(Problem details) Gather every line of the entries that includes the word "Avenida".
═══ Material shown ═══
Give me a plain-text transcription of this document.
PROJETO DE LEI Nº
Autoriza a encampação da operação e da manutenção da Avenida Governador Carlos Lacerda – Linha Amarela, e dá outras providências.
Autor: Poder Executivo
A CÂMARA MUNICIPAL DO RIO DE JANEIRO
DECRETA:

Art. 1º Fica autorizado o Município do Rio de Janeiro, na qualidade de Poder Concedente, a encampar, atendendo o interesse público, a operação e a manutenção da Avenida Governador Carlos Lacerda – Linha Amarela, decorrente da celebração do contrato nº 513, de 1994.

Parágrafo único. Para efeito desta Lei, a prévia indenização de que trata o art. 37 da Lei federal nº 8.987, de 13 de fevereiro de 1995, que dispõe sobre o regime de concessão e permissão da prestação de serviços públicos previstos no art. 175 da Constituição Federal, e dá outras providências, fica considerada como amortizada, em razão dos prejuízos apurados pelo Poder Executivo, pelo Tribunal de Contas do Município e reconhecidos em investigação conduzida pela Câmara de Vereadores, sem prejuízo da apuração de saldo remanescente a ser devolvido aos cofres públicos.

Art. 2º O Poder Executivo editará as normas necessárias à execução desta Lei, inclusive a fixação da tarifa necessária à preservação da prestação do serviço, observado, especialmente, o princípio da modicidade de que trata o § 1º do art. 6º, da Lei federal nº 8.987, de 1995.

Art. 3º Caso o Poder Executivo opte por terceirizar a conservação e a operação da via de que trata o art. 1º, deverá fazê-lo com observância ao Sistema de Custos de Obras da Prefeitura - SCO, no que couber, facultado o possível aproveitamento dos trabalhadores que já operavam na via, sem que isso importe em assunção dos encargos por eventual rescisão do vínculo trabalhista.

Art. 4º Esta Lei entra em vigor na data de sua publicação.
═══
(Correct answer)
Autoriza a encampação da operação e da manutenção da Avenida Governador Carlos Lacerda – Linha Amarela, e dá outras providências.
Art. 1º Fica autorizado o Município do Rio de Janeiro, na qualidade de Poder Concedente, a encampar, atendendo o interesse público, a operação e a manutenção da Avenida Governador Carlos Lacerda – Linha Amarela, decorrente da celebração do contrato nº 513, de 1994.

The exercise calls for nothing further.